• [TASK BRIEF]: Write the material out again exactly as it stands.

☆ ☆ ☆

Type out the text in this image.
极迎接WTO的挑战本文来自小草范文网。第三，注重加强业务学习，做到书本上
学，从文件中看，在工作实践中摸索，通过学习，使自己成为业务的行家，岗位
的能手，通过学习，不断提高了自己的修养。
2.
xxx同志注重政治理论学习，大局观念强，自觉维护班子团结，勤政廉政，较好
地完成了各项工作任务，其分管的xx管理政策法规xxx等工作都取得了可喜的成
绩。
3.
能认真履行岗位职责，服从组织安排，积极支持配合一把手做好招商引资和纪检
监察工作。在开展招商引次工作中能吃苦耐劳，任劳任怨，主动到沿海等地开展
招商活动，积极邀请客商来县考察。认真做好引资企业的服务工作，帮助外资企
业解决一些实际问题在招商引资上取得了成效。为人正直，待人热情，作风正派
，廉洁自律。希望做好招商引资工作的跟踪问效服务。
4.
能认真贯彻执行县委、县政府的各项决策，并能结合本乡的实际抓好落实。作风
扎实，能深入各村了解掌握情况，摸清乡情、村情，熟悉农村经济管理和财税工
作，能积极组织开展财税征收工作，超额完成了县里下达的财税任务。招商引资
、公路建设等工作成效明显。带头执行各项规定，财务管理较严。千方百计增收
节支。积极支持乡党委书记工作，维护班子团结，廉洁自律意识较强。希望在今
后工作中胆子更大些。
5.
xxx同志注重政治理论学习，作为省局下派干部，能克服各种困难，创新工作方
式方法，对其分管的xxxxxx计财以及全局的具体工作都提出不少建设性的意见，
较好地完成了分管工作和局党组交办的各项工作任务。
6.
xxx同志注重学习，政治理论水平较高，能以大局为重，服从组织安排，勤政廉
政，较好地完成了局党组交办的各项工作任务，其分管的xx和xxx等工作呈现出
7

☆ ☆ ☆

• [RESPONSE]:
Type out the text in this image.
极迎接WTO的挑战本文来自小草范文网。第三，注重加强业务学习，做到书本上
学，从文件中看，在工作实践中摸索，通过学习，使自己成为业务的行家，岗位
的能手，通过学习，不断提高了自己的修养。
2.
xxx同志注重政治理论学习，大局观念强，自觉维护班子团结，勤政廉政，较好
地完成了各项工作任务，其分管的xx管理政策法规xxx等工作都取得了可喜的成
绩。
3.
能认真履行岗位职责，服从组织安排，积极支持配合一把手做好招商引资和纪检
监察工作。在开展招商引次工作中能吃苦耐劳，任劳任怨，主动到沿海等地开展
招商活动，积极邀请客商来县考察。认真做好引资企业的服务工作，帮助外资企
业解决一些实际问题在招商引资上取得了成效。为人正直，待人热情，作风正派
，廉洁自律。希望做好招商引资工作的跟踪问效服务。
4.
能认真贯彻执行县委、县政府的各项决策，并能结合本乡的实际抓好落实。作风
扎实，能深入各村了解掌握情况，摸清乡情、村情，熟悉农村经济管理和财税工
作，能积极组织开展财税征收工作，超额完成了县里下达的财税任务。招商引资
、公路建设等工作成效明显。带头执行各项规定，财务管理较严。千方百计增收
节支。积极支持乡党委书记工作，维护班子团结，廉洁自律意识较强。希望在今
后工作中胆子更大些。
5.
xxx同志注重政治理论学习，作为省局下派干部，能克服各种困难，创新工作方
式方法，对其分管的xxxxxx计财以及全局的具体工作都提出不少建设性的意见，
较好地完成了分管工作和局党组交办的各项工作任务。
6.
xxx同志注重学习，政治理论水平较高，能以大局为重，服从组织安排，勤政廉
政，较好地完成了局党组交办的各项工作任务，其分管的xx和xxx等工作呈现出
7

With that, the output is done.